**Problem to work on**
Where the string "нерухомості" occurs in the material below, report the whole line.

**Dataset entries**
════════════════

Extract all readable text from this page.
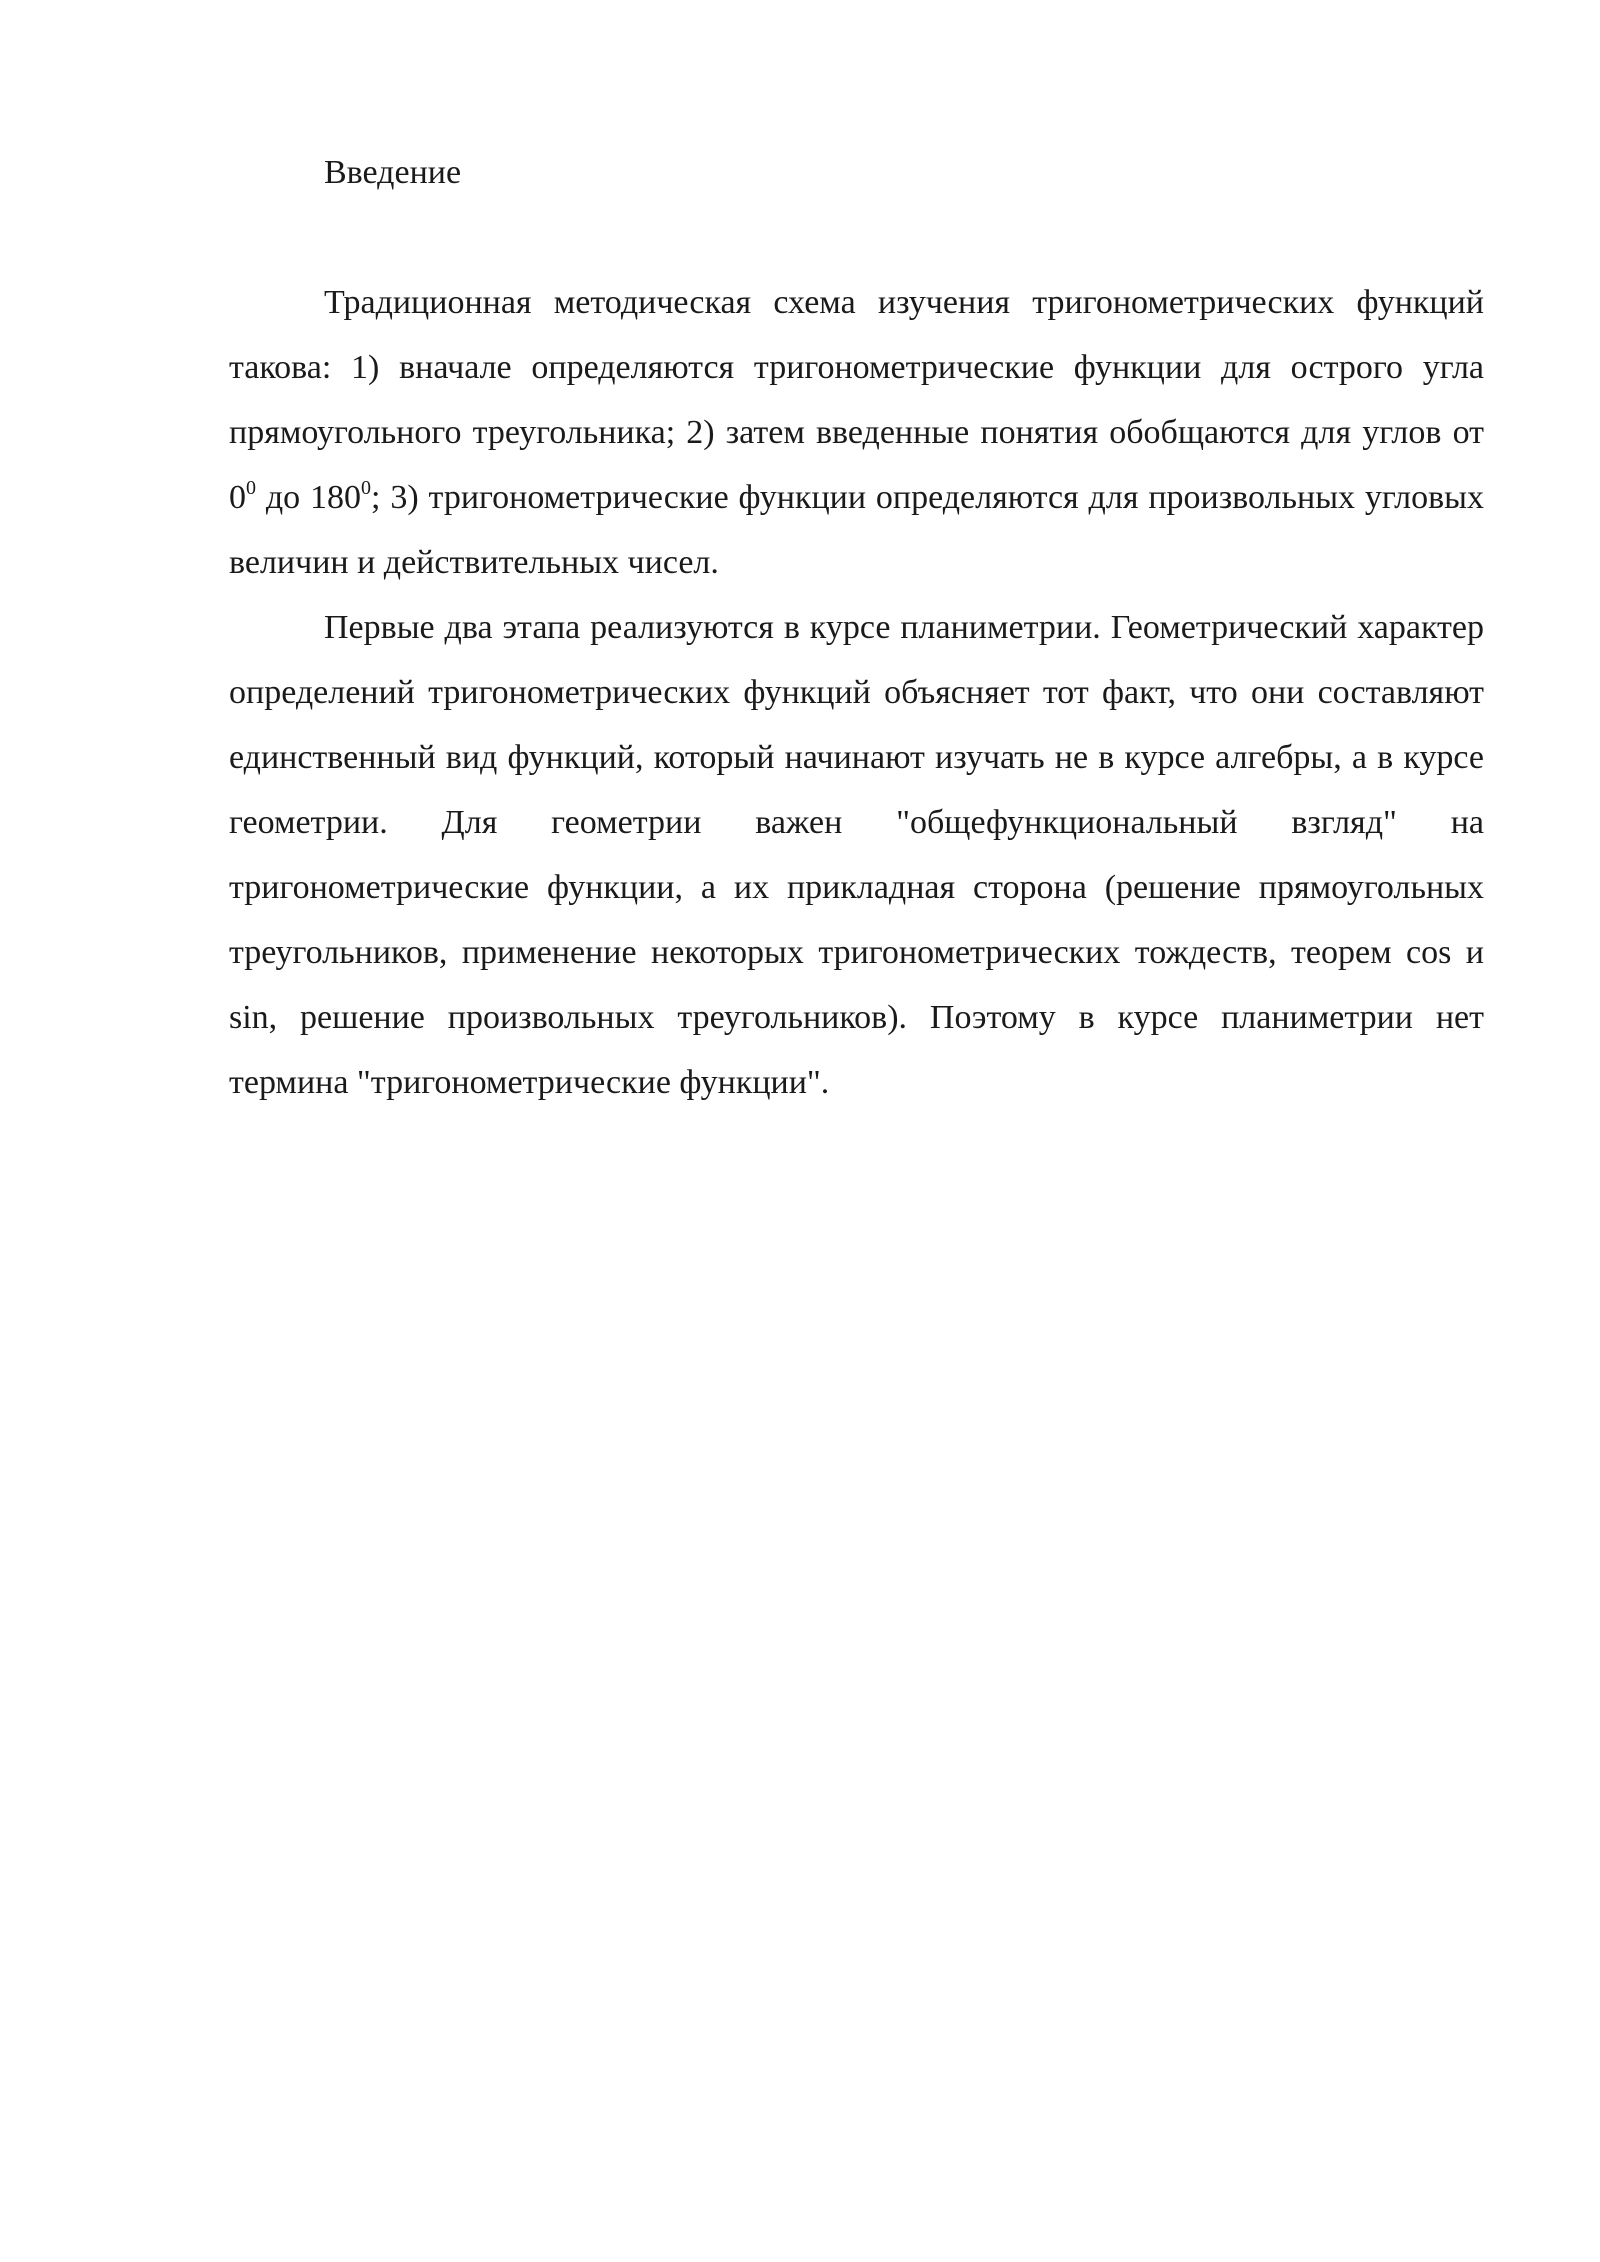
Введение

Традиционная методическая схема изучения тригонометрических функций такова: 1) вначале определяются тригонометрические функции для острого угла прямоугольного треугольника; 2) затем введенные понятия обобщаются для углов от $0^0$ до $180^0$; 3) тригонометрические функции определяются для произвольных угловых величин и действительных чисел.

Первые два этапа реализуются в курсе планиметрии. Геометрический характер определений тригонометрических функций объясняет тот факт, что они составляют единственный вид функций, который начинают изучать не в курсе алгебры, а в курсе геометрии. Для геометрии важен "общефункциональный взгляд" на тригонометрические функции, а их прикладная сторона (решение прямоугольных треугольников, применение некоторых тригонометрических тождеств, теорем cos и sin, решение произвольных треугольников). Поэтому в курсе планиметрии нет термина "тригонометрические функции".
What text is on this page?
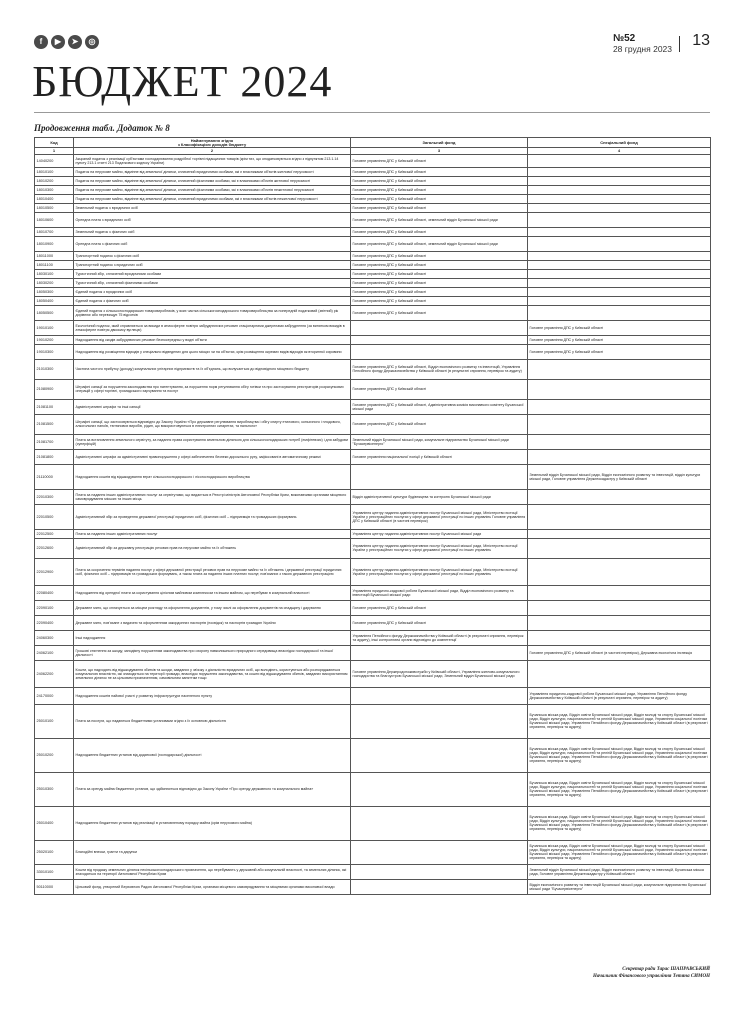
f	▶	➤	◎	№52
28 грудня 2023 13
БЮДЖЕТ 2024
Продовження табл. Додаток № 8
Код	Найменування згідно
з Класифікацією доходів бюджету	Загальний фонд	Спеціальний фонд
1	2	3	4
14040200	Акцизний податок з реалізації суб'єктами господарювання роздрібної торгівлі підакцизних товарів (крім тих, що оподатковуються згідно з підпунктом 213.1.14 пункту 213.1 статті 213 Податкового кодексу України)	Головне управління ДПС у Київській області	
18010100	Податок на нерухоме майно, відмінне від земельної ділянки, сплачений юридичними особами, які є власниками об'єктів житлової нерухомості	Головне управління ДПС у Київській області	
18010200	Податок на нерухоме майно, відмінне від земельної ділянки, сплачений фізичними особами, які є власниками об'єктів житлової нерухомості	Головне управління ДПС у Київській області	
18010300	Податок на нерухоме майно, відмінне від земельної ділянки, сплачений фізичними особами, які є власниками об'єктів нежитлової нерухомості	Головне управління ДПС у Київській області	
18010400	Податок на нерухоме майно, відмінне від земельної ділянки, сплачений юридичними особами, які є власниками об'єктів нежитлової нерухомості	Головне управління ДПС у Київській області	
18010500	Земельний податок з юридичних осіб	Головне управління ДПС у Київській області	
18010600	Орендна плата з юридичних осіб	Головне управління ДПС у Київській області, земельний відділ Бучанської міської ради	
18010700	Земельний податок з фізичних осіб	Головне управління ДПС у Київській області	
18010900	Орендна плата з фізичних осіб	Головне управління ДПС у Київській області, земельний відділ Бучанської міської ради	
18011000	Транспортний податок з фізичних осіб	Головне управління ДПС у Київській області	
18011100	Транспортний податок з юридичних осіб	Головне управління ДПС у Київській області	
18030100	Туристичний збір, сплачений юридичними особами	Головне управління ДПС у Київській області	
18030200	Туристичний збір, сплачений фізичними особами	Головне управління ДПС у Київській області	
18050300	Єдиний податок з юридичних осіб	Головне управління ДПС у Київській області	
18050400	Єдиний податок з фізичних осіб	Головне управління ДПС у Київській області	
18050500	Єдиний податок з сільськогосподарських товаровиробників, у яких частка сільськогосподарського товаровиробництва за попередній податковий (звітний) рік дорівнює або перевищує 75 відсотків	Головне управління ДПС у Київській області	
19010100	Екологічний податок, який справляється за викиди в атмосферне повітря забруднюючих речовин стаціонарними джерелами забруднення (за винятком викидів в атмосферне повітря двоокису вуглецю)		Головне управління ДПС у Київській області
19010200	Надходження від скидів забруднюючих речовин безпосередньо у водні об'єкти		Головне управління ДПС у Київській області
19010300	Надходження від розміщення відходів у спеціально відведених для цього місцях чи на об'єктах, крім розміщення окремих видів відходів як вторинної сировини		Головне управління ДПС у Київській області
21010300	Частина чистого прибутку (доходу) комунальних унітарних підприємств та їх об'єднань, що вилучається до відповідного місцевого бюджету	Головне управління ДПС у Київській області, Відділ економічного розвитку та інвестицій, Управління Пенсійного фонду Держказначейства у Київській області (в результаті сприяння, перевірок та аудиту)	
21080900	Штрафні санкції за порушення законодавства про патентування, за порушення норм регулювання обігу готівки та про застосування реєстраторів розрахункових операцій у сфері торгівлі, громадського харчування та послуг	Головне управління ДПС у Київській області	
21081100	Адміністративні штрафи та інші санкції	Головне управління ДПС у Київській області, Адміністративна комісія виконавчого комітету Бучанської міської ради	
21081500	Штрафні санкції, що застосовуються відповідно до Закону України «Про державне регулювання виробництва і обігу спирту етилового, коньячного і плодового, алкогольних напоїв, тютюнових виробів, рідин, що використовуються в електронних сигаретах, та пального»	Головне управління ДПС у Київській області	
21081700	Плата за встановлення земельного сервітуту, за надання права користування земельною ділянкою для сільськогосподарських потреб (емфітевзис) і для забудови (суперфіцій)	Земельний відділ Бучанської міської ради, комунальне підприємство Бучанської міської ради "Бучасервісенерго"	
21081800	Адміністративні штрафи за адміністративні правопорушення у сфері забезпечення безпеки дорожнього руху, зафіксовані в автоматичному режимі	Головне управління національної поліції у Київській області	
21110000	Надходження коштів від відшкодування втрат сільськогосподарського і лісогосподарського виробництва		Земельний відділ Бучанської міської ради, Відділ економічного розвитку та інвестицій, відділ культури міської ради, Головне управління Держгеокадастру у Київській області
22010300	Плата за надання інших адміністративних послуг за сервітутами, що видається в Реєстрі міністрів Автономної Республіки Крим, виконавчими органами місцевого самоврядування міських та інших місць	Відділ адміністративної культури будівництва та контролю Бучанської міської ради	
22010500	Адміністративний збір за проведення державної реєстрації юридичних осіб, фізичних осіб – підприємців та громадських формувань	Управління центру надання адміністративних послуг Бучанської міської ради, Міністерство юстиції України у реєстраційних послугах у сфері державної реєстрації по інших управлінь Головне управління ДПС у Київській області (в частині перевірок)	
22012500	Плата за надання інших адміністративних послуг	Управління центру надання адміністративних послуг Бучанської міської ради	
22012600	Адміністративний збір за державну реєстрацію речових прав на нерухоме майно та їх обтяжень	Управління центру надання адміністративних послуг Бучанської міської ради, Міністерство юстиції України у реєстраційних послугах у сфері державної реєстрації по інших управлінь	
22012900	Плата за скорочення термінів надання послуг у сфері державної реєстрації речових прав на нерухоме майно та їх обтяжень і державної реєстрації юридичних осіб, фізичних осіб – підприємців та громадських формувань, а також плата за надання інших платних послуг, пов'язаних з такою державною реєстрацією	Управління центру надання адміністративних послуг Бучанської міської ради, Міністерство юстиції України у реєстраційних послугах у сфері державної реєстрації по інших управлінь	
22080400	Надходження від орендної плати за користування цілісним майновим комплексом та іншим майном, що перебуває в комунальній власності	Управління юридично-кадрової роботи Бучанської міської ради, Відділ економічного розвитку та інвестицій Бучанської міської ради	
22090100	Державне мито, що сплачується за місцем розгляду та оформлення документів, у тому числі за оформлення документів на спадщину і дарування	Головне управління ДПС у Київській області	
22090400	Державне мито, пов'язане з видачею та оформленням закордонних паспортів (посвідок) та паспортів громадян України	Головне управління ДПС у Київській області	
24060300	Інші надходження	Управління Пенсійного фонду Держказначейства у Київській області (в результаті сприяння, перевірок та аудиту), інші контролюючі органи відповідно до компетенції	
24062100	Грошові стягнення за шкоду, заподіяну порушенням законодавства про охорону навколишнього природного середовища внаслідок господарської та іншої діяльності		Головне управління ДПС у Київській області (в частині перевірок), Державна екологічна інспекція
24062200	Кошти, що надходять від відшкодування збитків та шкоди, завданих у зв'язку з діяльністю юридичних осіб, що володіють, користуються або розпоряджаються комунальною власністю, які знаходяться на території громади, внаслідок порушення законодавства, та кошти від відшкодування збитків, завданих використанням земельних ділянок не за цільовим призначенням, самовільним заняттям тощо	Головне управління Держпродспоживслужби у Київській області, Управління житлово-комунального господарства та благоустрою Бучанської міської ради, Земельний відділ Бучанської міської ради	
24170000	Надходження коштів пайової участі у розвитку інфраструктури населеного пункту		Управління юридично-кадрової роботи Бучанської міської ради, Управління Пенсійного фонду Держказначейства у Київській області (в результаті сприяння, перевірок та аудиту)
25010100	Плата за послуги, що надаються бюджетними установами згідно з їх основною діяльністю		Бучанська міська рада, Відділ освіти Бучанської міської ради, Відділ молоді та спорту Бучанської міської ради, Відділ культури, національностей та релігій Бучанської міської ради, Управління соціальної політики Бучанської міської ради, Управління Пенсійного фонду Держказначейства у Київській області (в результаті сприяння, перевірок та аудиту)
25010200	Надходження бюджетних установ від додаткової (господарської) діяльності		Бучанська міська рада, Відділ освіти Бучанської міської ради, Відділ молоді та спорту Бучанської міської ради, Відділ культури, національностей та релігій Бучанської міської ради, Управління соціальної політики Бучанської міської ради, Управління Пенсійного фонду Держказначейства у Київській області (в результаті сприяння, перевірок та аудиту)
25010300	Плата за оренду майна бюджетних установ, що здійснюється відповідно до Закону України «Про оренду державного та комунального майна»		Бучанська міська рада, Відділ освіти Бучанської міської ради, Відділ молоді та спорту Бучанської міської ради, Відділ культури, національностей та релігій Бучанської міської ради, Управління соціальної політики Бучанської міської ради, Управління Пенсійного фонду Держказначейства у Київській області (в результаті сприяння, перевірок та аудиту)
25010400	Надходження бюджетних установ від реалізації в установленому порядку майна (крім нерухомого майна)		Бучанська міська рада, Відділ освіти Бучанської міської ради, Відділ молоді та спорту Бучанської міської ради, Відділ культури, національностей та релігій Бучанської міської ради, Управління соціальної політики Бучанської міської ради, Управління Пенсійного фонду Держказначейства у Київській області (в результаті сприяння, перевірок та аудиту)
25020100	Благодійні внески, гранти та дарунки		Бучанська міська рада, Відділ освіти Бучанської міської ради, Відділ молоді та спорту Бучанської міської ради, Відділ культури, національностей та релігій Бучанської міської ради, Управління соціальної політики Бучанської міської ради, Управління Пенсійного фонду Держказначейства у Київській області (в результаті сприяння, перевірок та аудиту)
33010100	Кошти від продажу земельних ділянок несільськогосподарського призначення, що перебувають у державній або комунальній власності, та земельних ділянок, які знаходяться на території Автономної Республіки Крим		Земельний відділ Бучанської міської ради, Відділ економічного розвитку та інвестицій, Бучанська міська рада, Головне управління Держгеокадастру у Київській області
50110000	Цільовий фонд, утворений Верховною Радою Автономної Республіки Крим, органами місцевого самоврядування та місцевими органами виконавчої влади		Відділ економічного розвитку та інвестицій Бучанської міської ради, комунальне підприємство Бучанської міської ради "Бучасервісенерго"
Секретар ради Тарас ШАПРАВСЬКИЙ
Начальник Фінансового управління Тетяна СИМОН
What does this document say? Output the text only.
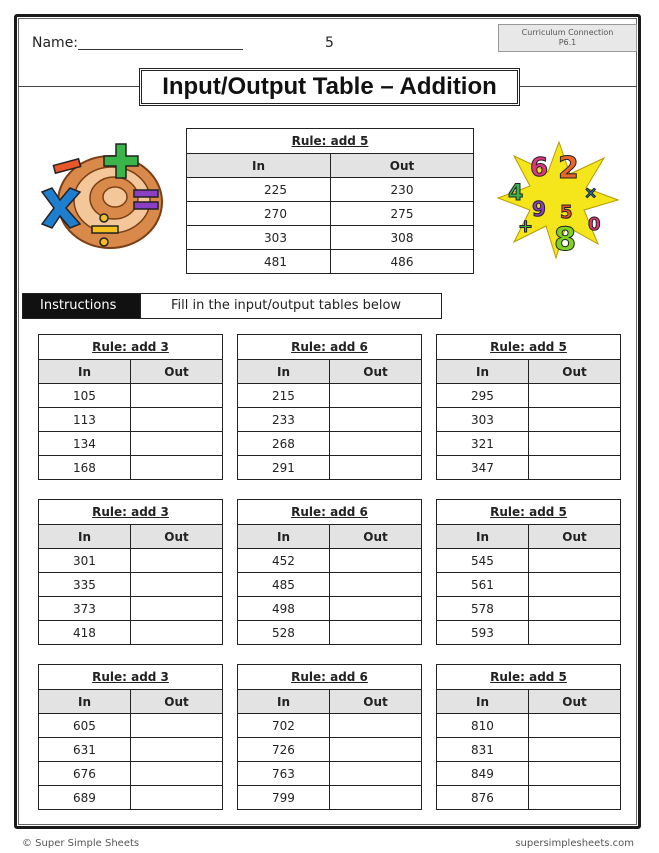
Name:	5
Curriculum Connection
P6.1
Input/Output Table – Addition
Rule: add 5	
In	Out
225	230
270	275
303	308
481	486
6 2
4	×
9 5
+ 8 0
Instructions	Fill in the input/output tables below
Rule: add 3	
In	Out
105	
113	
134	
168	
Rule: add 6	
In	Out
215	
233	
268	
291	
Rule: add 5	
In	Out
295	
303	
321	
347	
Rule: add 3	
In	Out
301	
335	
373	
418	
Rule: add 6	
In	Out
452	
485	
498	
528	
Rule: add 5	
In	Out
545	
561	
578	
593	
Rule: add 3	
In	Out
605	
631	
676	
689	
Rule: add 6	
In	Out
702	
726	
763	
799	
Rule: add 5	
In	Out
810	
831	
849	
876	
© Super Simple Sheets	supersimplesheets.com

════════════════

**Exercise output**
18010100	Податок на нерухоме майно, відмінне від земельної ділянки, сплачений юридичними особами, які є власниками об'єктів житлової нерухомості	Головне управління ДПС у Київській області	
18010200	Податок на нерухоме майно, відмінне від земельної ділянки, сплачений фізичними особами, які є власниками об'єктів житлової нерухомості	Головне управління ДПС у Київській області	
18010300	Податок на нерухоме майно, відмінне від земельної ділянки, сплачений фізичними особами, які є власниками об'єктів нежитлової нерухомості	Головне управління ДПС у Київській області	
18010400	Податок на нерухоме майно, відмінне від земельної ділянки, сплачений юридичними особами, які є власниками об'єктів нежитлової нерухомості	Головне управління ДПС у Київській області	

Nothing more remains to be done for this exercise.